**Task prompt**
Take the material and output all of it exactly.

**Some records**
※ ※ ※
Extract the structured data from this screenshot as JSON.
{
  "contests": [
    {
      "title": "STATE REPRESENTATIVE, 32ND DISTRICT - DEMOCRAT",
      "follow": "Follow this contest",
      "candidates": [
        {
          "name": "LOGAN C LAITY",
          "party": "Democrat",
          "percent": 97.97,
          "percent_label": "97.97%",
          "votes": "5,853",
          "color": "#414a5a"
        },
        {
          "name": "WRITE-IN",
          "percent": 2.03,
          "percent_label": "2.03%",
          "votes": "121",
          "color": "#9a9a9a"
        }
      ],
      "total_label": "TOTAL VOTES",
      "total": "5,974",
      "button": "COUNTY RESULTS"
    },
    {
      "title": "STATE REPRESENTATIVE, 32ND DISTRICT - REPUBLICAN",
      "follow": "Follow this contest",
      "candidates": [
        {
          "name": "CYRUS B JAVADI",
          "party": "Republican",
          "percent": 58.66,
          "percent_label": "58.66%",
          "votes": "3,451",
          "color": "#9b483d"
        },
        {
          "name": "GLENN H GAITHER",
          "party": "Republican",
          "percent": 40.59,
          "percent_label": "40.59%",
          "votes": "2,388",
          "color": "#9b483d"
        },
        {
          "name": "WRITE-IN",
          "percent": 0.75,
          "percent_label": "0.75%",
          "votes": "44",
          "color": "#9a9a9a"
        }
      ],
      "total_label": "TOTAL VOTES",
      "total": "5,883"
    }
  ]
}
※ ※ ※
**Exercise answer**
Extract the structured data from this screenshot as JSON.
{
  "contests": [
    {
      "title": "STATE REPRESENTATIVE, 32ND DISTRICT - DEMOCRAT",
      "follow": "Follow this contest",
      "candidates": [
        {
          "name": "LOGAN C LAITY",
          "party": "Democrat",
          "percent": 97.97,
          "percent_label": "97.97%",
          "votes": "5,853",
          "color": "#414a5a"
        },
        {
          "name": "WRITE-IN",
          "percent": 2.03,
          "percent_label": "2.03%",
          "votes": "121",
          "color": "#9a9a9a"
        }
      ],
      "total_label": "TOTAL VOTES",
      "total": "5,974",
      "button": "COUNTY RESULTS"
    },
    {
      "title": "STATE REPRESENTATIVE, 32ND DISTRICT - REPUBLICAN",
      "follow": "Follow this contest",
      "candidates": [
        {
          "name": "CYRUS B JAVADI",
          "party": "Republican",
          "percent": 58.66,
          "percent_label": "58.66%",
          "votes": "3,451",
          "color": "#9b483d"
        },
        {
          "name": "GLENN H GAITHER",
          "party": "Republican",
          "percent": 40.59,
          "percent_label": "40.59%",
          "votes": "2,388",
          "color": "#9b483d"
        },
        {
          "name": "WRITE-IN",
          "percent": 0.75,
          "percent_label": "0.75%",
          "votes": "44",
          "color": "#9a9a9a"
        }
      ],
      "total_label": "TOTAL VOTES",
      "total": "5,883"
    }
  ]
}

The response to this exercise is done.